- Given problem -
Read the material below. Count the lines containing "música" and give that count alone.

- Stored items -
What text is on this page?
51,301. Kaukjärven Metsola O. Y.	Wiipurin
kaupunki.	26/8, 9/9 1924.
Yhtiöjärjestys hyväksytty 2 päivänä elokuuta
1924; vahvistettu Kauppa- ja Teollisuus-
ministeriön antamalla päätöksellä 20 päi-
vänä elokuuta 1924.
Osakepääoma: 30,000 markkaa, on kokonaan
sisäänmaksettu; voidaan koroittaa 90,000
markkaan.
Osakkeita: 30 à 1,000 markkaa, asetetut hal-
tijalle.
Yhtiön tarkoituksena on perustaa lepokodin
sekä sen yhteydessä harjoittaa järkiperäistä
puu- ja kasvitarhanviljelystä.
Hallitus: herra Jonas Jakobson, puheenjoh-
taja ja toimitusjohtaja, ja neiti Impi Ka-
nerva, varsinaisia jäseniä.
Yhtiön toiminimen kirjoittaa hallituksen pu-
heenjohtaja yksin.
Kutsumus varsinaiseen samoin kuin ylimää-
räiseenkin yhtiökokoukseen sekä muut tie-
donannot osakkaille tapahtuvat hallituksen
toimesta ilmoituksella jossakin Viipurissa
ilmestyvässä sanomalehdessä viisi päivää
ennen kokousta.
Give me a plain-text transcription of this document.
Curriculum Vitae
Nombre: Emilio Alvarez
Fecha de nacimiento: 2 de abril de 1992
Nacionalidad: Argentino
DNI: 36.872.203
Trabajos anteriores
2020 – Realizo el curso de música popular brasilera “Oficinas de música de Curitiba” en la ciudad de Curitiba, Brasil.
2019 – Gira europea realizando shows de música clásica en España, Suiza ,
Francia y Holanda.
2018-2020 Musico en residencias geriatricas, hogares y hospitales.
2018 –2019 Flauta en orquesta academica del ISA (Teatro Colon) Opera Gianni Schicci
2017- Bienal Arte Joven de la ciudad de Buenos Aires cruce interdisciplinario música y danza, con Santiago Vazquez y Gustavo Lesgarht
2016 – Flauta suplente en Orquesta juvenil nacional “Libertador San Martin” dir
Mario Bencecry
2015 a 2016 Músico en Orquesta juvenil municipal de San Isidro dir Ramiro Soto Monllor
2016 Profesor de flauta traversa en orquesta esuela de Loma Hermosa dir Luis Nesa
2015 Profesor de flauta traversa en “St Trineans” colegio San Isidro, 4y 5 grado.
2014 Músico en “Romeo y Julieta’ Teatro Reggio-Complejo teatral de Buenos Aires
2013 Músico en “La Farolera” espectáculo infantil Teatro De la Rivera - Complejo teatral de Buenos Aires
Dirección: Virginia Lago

- The solution -
3